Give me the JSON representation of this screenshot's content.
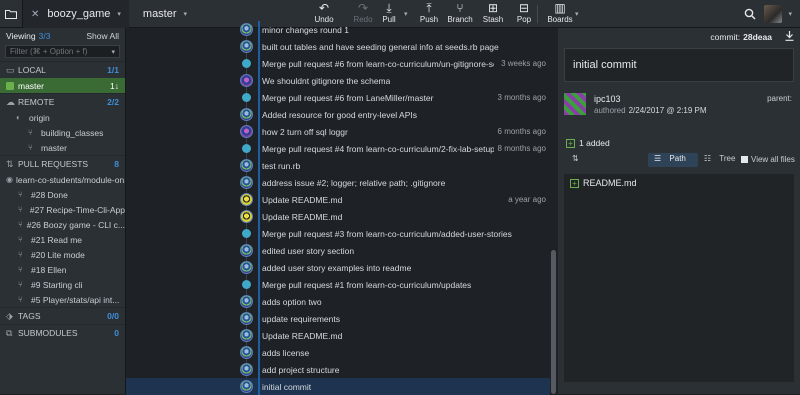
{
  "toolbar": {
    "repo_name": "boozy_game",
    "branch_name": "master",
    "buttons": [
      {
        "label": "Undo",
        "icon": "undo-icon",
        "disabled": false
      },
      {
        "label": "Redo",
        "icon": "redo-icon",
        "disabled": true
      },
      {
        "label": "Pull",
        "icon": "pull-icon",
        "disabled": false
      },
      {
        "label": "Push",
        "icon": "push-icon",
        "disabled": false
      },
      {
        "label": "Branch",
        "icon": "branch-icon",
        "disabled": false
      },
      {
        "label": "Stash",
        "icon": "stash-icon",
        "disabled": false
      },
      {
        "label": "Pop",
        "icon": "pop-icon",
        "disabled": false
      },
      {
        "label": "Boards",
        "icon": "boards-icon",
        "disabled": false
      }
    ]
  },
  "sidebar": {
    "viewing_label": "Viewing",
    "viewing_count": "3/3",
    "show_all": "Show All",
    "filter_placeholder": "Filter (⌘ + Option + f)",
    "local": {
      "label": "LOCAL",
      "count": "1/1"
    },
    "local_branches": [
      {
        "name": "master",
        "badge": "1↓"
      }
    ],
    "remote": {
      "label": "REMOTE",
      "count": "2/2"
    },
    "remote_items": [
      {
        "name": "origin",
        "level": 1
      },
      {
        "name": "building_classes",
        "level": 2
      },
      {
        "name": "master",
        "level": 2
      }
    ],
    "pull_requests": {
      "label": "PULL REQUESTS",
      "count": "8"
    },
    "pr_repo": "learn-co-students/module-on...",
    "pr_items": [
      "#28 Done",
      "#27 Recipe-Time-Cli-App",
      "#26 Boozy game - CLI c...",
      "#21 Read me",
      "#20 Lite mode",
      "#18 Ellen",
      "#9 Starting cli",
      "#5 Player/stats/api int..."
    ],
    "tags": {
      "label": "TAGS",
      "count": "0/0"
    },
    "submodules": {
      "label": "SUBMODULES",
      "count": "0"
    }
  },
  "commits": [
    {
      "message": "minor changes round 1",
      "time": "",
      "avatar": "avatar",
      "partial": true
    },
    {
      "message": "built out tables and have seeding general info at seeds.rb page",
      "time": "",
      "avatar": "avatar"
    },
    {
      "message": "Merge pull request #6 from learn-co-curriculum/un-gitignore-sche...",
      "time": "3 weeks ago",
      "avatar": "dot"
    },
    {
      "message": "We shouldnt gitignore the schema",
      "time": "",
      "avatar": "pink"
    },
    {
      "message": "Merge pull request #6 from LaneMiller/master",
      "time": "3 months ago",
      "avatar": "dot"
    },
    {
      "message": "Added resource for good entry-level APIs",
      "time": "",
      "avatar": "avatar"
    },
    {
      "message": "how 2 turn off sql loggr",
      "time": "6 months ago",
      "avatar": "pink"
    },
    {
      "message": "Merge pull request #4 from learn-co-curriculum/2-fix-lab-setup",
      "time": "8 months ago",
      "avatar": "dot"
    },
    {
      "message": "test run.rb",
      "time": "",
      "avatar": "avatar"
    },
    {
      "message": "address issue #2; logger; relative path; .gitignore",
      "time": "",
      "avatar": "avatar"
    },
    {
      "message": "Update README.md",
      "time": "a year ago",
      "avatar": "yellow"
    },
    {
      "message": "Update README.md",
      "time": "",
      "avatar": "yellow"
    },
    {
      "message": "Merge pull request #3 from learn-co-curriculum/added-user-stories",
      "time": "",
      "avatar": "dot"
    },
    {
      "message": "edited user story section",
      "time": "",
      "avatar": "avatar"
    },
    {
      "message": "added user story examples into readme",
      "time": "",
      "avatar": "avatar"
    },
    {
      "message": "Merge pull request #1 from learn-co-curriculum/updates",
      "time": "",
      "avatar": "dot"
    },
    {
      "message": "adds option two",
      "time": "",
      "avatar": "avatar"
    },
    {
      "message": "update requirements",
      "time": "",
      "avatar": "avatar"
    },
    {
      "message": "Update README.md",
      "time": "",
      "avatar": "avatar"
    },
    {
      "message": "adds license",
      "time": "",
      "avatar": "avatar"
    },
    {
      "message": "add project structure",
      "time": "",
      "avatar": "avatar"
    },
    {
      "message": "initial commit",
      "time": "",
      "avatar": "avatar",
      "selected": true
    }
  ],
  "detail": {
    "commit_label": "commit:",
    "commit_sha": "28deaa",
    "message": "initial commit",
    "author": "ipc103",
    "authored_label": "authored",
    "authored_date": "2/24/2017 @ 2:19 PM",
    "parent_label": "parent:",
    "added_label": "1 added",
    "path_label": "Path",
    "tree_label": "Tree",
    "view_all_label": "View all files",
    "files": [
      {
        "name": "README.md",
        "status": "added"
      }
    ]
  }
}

----------

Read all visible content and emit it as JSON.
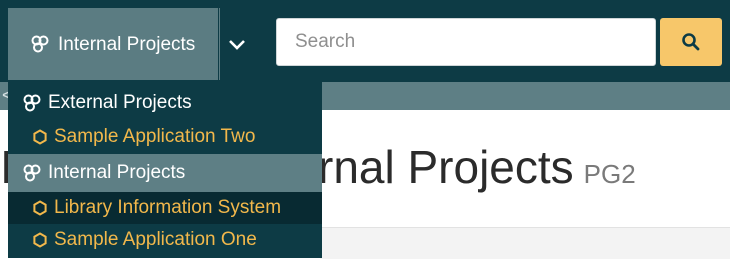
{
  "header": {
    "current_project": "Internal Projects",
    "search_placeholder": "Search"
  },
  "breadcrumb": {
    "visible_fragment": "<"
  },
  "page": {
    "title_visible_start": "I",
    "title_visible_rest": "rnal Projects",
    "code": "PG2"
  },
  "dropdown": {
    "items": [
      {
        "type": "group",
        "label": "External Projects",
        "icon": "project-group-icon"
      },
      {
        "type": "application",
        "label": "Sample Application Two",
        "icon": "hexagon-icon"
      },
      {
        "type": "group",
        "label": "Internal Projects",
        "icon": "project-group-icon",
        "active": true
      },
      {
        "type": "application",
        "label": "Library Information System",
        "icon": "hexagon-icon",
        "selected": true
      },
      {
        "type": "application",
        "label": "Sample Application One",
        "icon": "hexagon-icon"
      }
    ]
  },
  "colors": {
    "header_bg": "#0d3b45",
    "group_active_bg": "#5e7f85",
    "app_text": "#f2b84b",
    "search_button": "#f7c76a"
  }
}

----------

■ DIRECTIVE
Take each line of the material that contains the word "months" and list it.

■ RESULT FOR THIS TASK
      "time": "3 months ago",
      "time": "6 months ago",
      "time": "8 months ago",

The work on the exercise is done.